Input rows ::
------------------------------
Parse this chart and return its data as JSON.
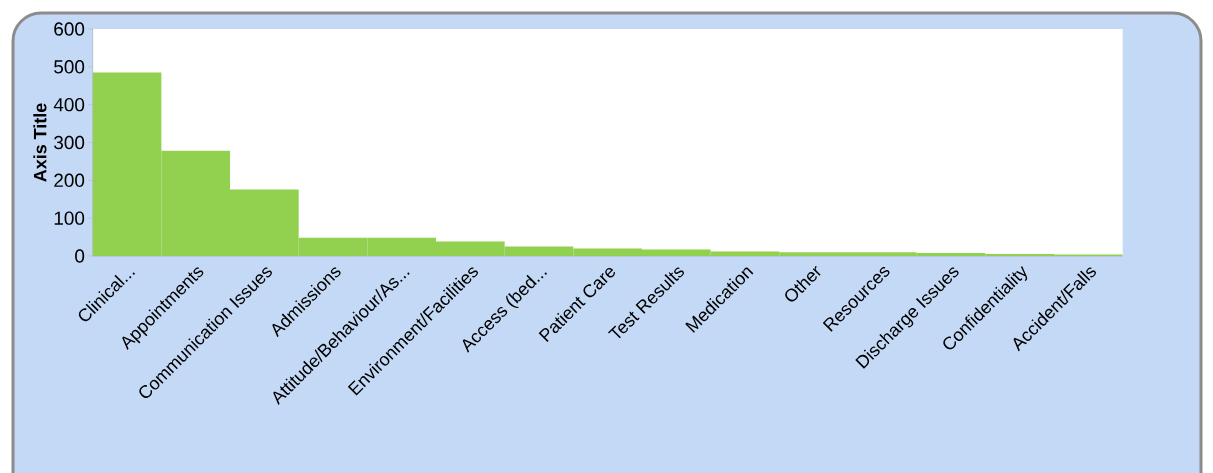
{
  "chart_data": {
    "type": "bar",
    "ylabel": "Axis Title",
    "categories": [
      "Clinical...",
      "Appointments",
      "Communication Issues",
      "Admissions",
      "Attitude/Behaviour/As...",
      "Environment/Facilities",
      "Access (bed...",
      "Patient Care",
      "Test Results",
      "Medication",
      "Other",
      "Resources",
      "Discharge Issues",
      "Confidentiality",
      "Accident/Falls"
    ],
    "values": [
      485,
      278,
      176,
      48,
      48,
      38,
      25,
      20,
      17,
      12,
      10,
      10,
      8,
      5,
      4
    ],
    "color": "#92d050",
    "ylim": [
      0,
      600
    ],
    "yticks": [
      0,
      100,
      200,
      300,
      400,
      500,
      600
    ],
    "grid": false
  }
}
------------------------------
To do :: Quote the full listing above word for word; exclude every picture from the copy.

Solution to this exercise ::
Parse this chart and return its data as JSON.
{
  "chart_data": {
    "type": "bar",
    "ylabel": "Axis Title",
    "categories": [
      "Clinical...",
      "Appointments",
      "Communication Issues",
      "Admissions",
      "Attitude/Behaviour/As...",
      "Environment/Facilities",
      "Access (bed...",
      "Patient Care",
      "Test Results",
      "Medication",
      "Other",
      "Resources",
      "Discharge Issues",
      "Confidentiality",
      "Accident/Falls"
    ],
    "values": [
      485,
      278,
      176,
      48,
      48,
      38,
      25,
      20,
      17,
      12,
      10,
      10,
      8,
      5,
      4
    ],
    "color": "#92d050",
    "ylim": [
      0,
      600
    ],
    "yticks": [
      0,
      100,
      200,
      300,
      400,
      500,
      600
    ],
    "grid": false
  }
}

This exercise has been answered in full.